#### TASK INSTRUCTIONS:
Restate the whole listing word for word. Pictures are left out.
[EXERCISE INPUT start]
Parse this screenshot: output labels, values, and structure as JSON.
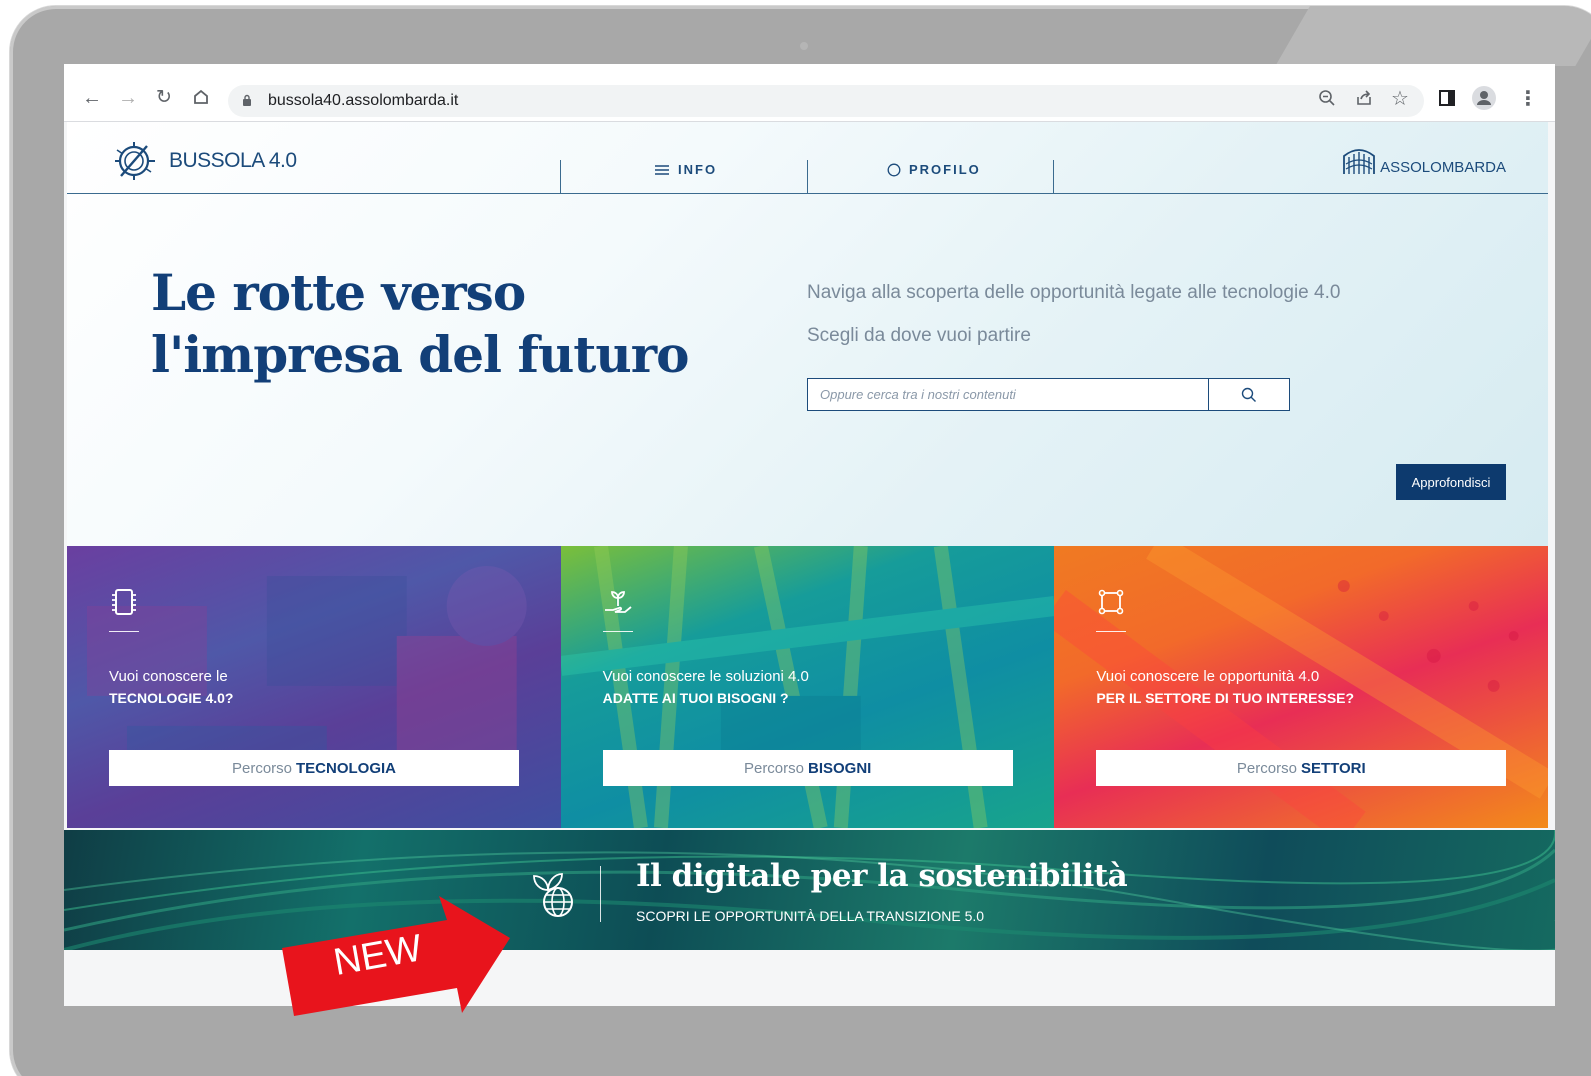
{
  "browser": {
    "url": "bussola40.assolombarda.it"
  },
  "site": {
    "logo_text": "BUSSOLA 4.0",
    "nav": {
      "info": "INFO",
      "profilo": "PROFILO"
    },
    "partner_logo_text": "ASSOLOMBARDA",
    "hero": {
      "headline_line1": "Le rotte verso",
      "headline_line2": "l'impresa del futuro",
      "intro": "Naviga alla scoperta delle opportunità legate alle tecnologie 4.0",
      "intro2": "Scegli da dove vuoi partire",
      "search_placeholder": "Oppure cerca tra i nostri contenuti",
      "cta": "Approfondisci"
    },
    "cards": [
      {
        "q1": "Vuoi conoscere le",
        "q2": "TECNOLOGIE 4.0?",
        "btn_prefix": "Percorso",
        "btn_bold": "TECNOLOGIA"
      },
      {
        "q1": "Vuoi conoscere le soluzioni 4.0",
        "q2": "ADATTE AI TUOI BISOGNI ?",
        "btn_prefix": "Percorso",
        "btn_bold": "BISOGNI"
      },
      {
        "q1": "Vuoi conoscere le opportunità 4.0",
        "q2": "PER IL SETTORE DI TUO INTERESSE?",
        "btn_prefix": "Percorso",
        "btn_bold": "SETTORI"
      }
    ],
    "banner": {
      "title": "Il digitale per la sostenibilità",
      "subtitle": "SCOPRI LE OPPORTUNITÀ DELLA TRANSIZIONE 5.0"
    }
  },
  "annotation": {
    "label": "NEW",
    "color": "#e8141c"
  },
  "colors": {
    "brand_navy": "#123f78",
    "cta_navy": "#0d3a6e",
    "card_purple": "#5a3f98",
    "card_teal": "#0f8ea3",
    "card_orange": "#f07a22"
  }
}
[EXERCISE INPUT end]
#### TASK RESPONSE:
Parse this screenshot: output labels, values, and structure as JSON.
{
  "browser": {
    "url": "bussola40.assolombarda.it"
  },
  "site": {
    "logo_text": "BUSSOLA 4.0",
    "nav": {
      "info": "INFO",
      "profilo": "PROFILO"
    },
    "partner_logo_text": "ASSOLOMBARDA",
    "hero": {
      "headline_line1": "Le rotte verso",
      "headline_line2": "l'impresa del futuro",
      "intro": "Naviga alla scoperta delle opportunità legate alle tecnologie 4.0",
      "intro2": "Scegli da dove vuoi partire",
      "search_placeholder": "Oppure cerca tra i nostri contenuti",
      "cta": "Approfondisci"
    },
    "cards": [
      {
        "q1": "Vuoi conoscere le",
        "q2": "TECNOLOGIE 4.0?",
        "btn_prefix": "Percorso",
        "btn_bold": "TECNOLOGIA"
      },
      {
        "q1": "Vuoi conoscere le soluzioni 4.0",
        "q2": "ADATTE AI TUOI BISOGNI ?",
        "btn_prefix": "Percorso",
        "btn_bold": "BISOGNI"
      },
      {
        "q1": "Vuoi conoscere le opportunità 4.0",
        "q2": "PER IL SETTORE DI TUO INTERESSE?",
        "btn_prefix": "Percorso",
        "btn_bold": "SETTORI"
      }
    ],
    "banner": {
      "title": "Il digitale per la sostenibilità",
      "subtitle": "SCOPRI LE OPPORTUNITÀ DELLA TRANSIZIONE 5.0"
    }
  },
  "annotation": {
    "label": "NEW",
    "color": "#e8141c"
  },
  "colors": {
    "brand_navy": "#123f78",
    "cta_navy": "#0d3a6e",
    "card_purple": "#5a3f98",
    "card_teal": "#0f8ea3",
    "card_orange": "#f07a22"
  }
}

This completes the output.